Task statement: Only the number is wanted: how many lines of the data contain "JSON"?

_ _ _ _ _ _ _

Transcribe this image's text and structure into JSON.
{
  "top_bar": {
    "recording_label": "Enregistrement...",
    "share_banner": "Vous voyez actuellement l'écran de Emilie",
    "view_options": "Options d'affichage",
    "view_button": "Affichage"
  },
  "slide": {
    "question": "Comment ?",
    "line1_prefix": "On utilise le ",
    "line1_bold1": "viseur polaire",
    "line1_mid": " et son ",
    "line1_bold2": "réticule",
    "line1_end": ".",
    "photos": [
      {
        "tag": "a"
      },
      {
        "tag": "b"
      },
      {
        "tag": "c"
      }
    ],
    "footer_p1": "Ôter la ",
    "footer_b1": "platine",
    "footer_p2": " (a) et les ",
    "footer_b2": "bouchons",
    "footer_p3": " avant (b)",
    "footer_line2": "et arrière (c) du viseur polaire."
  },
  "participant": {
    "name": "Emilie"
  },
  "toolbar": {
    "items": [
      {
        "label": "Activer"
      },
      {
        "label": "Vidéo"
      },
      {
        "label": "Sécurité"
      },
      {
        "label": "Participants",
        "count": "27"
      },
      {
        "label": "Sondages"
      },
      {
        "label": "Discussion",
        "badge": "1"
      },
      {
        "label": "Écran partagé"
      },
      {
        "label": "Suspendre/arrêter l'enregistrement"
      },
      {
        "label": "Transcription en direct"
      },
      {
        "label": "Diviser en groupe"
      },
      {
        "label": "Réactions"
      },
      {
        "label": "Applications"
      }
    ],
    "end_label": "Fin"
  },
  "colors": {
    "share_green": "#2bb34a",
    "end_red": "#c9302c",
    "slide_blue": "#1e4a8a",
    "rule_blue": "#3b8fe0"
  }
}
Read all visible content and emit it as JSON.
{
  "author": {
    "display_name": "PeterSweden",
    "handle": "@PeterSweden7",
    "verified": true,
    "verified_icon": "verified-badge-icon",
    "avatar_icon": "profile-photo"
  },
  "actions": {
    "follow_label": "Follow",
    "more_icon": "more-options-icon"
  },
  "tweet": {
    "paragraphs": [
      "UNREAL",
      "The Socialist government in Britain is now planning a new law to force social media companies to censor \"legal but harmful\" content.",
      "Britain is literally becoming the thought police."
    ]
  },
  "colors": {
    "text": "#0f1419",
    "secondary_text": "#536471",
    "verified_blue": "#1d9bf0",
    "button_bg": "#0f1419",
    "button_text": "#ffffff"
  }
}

_ _ _ _ _ _ _

Task solution: 2